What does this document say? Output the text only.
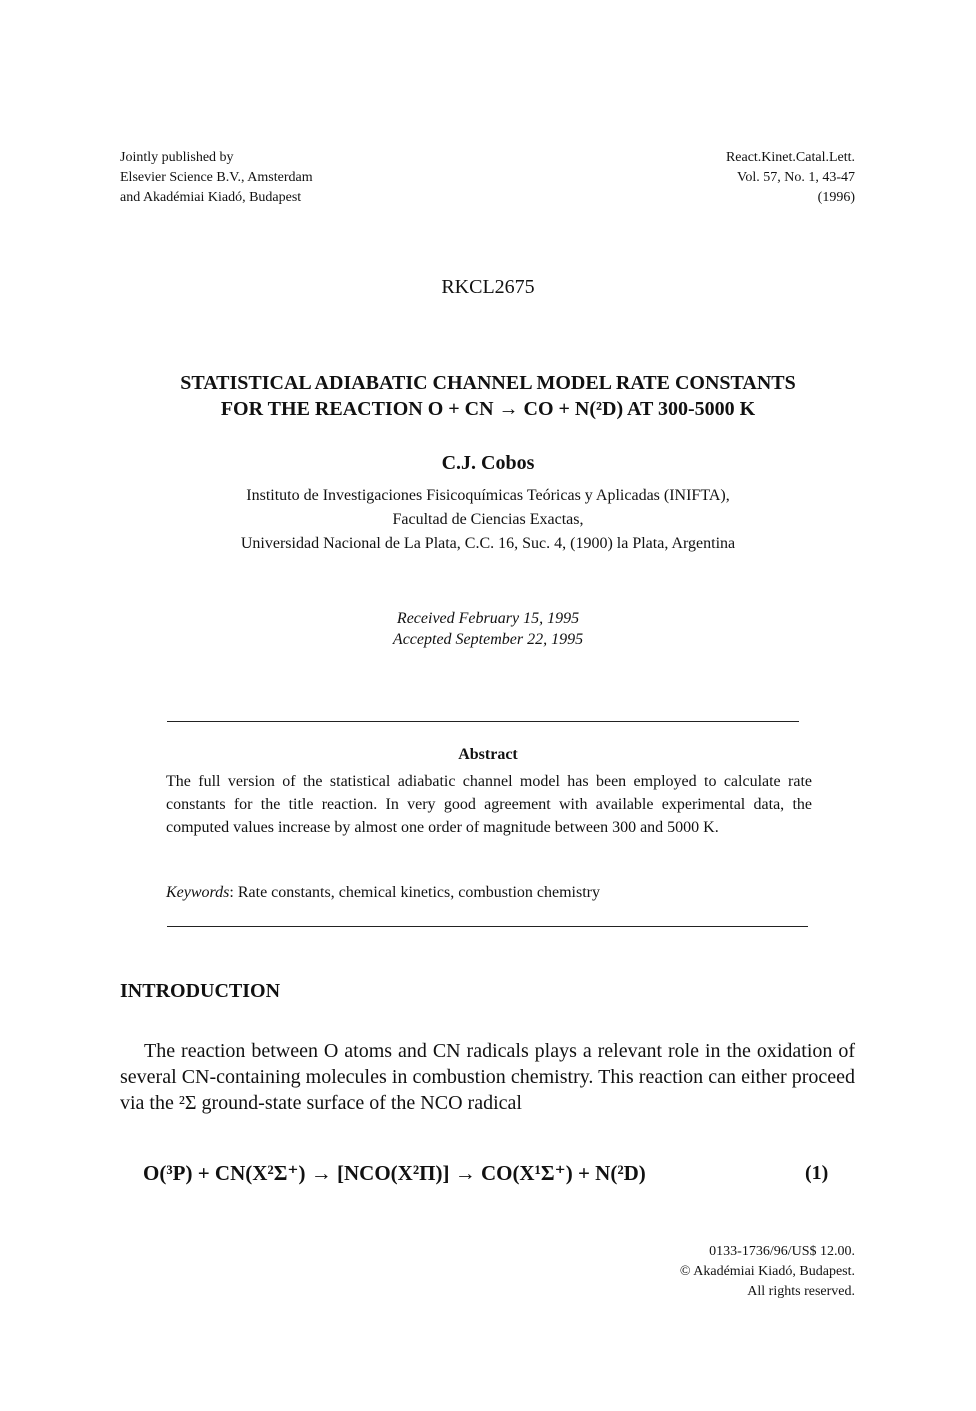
Jointly published by
Elsevier Science B.V., Amsterdam
and Akadémiai Kiadó, Budapest
React.Kinet.Catal.Lett.
Vol. 57, No. 1, 43-47
(1996)
RKCL2675
STATISTICAL ADIABATIC CHANNEL MODEL RATE CONSTANTS
FOR THE REACTION O + CN → CO + N(²D) AT 300-5000 K
C.J. Cobos
Instituto de Investigaciones Fisicoquímicas Teóricas y Aplicadas (INIFTA),
Facultad de Ciencias Exactas,
Universidad Nacional de La Plata, C.C. 16, Suc. 4, (1900) la Plata, Argentina
Received February 15, 1995
Accepted September 22, 1995
Abstract
The full version of the statistical adiabatic channel model has been employed to calculate rate constants for the title reaction. In very good agreement with available experimental data, the computed values increase by almost one order of magnitude between 300 and 5000 K.
Keywords: Rate constants, chemical kinetics, combustion chemistry
INTRODUCTION
The reaction between O atoms and CN radicals plays a relevant role in the oxidation of several CN-containing molecules in combustion chemistry. This reaction can either proceed via the ²Σ ground-state surface of the NCO radical
O(³P) + CN(X²Σ⁺) → [NCO(X²Π)] → CO(X¹Σ⁺) + N(²D)	(1)
0133-1736/96/US$ 12.00.
© Akadémiai Kiadó, Budapest.
All rights reserved.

---------------

Copy out every line of the data that includes the word "Akadémiai".

and Akadémiai Kiadó, Budapest
© Akadémiai Kiadó, Budapest.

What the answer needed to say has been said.